Aim of the task ::
Return the records in full, exactly as given.

Recorded data
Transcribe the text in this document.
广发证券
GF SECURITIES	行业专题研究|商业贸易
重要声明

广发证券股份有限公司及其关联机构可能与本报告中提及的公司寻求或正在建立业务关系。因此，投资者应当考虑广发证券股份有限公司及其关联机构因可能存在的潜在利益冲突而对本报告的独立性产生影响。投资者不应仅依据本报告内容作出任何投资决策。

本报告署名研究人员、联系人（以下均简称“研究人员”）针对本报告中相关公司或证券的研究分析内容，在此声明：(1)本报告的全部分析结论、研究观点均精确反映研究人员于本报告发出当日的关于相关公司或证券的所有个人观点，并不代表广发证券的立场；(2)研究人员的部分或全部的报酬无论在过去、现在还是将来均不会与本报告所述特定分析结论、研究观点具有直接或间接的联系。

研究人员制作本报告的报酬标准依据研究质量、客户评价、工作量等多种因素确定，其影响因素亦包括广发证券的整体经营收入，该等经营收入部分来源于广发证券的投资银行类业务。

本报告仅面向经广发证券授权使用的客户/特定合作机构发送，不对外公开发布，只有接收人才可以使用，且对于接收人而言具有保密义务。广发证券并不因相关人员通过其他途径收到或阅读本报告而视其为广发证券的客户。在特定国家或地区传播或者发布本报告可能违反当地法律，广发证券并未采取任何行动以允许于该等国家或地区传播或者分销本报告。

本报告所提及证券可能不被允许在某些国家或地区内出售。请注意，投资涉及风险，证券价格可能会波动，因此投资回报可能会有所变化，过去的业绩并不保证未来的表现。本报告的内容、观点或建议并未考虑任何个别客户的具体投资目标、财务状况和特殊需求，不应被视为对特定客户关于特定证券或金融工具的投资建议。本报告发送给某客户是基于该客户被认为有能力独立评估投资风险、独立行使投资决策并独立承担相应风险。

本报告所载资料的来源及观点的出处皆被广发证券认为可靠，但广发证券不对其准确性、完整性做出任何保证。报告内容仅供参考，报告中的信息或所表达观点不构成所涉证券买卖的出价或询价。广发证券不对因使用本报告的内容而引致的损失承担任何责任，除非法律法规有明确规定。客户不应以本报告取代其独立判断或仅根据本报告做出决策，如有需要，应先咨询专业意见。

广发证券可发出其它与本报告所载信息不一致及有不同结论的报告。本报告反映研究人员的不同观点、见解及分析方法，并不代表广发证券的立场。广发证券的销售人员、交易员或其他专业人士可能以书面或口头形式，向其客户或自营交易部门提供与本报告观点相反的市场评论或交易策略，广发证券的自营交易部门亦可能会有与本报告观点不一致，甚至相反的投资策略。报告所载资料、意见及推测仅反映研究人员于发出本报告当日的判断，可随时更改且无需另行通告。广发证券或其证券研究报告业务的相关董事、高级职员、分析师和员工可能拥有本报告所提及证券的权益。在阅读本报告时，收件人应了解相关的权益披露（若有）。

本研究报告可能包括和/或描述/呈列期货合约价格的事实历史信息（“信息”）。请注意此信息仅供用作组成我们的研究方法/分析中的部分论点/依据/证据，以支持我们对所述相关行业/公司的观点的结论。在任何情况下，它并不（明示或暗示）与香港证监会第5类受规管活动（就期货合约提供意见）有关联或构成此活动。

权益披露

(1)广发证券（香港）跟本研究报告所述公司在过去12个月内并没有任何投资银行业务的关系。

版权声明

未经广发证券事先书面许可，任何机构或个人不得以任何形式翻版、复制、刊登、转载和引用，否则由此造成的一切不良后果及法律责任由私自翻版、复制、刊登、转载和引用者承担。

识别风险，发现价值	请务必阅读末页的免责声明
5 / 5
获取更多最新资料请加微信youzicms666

Written solution ::
Transcribe the text in this document.
广发证券
GF SECURITIES	行业专题研究|商业贸易
重要声明

广发证券股份有限公司及其关联机构可能与本报告中提及的公司寻求或正在建立业务关系。因此，投资者应当考虑广发证券股份有限公司及其关联机构因可能存在的潜在利益冲突而对本报告的独立性产生影响。投资者不应仅依据本报告内容作出任何投资决策。

本报告署名研究人员、联系人（以下均简称“研究人员”）针对本报告中相关公司或证券的研究分析内容，在此声明：(1)本报告的全部分析结论、研究观点均精确反映研究人员于本报告发出当日的关于相关公司或证券的所有个人观点，并不代表广发证券的立场；(2)研究人员的部分或全部的报酬无论在过去、现在还是将来均不会与本报告所述特定分析结论、研究观点具有直接或间接的联系。

研究人员制作本报告的报酬标准依据研究质量、客户评价、工作量等多种因素确定，其影响因素亦包括广发证券的整体经营收入，该等经营收入部分来源于广发证券的投资银行类业务。

本报告仅面向经广发证券授权使用的客户/特定合作机构发送，不对外公开发布，只有接收人才可以使用，且对于接收人而言具有保密义务。广发证券并不因相关人员通过其他途径收到或阅读本报告而视其为广发证券的客户。在特定国家或地区传播或者发布本报告可能违反当地法律，广发证券并未采取任何行动以允许于该等国家或地区传播或者分销本报告。

本报告所提及证券可能不被允许在某些国家或地区内出售。请注意，投资涉及风险，证券价格可能会波动，因此投资回报可能会有所变化，过去的业绩并不保证未来的表现。本报告的内容、观点或建议并未考虑任何个别客户的具体投资目标、财务状况和特殊需求，不应被视为对特定客户关于特定证券或金融工具的投资建议。本报告发送给某客户是基于该客户被认为有能力独立评估投资风险、独立行使投资决策并独立承担相应风险。

本报告所载资料的来源及观点的出处皆被广发证券认为可靠，但广发证券不对其准确性、完整性做出任何保证。报告内容仅供参考，报告中的信息或所表达观点不构成所涉证券买卖的出价或询价。广发证券不对因使用本报告的内容而引致的损失承担任何责任，除非法律法规有明确规定。客户不应以本报告取代其独立判断或仅根据本报告做出决策，如有需要，应先咨询专业意见。

广发证券可发出其它与本报告所载信息不一致及有不同结论的报告。本报告反映研究人员的不同观点、见解及分析方法，并不代表广发证券的立场。广发证券的销售人员、交易员或其他专业人士可能以书面或口头形式，向其客户或自营交易部门提供与本报告观点相反的市场评论或交易策略，广发证券的自营交易部门亦可能会有与本报告观点不一致，甚至相反的投资策略。报告所载资料、意见及推测仅反映研究人员于发出本报告当日的判断，可随时更改且无需另行通告。广发证券或其证券研究报告业务的相关董事、高级职员、分析师和员工可能拥有本报告所提及证券的权益。在阅读本报告时，收件人应了解相关的权益披露（若有）。

本研究报告可能包括和/或描述/呈列期货合约价格的事实历史信息（“信息”）。请注意此信息仅供用作组成我们的研究方法/分析中的部分论点/依据/证据，以支持我们对所述相关行业/公司的观点的结论。在任何情况下，它并不（明示或暗示）与香港证监会第5类受规管活动（就期货合约提供意见）有关联或构成此活动。

权益披露

(1)广发证券（香港）跟本研究报告所述公司在过去12个月内并没有任何投资银行业务的关系。

版权声明

未经广发证券事先书面许可，任何机构或个人不得以任何形式翻版、复制、刊登、转载和引用，否则由此造成的一切不良后果及法律责任由私自翻版、复制、刊登、转载和引用者承担。

识别风险，发现价值	请务必阅读末页的免责声明
5 / 5
获取更多最新资料请加微信youzicms666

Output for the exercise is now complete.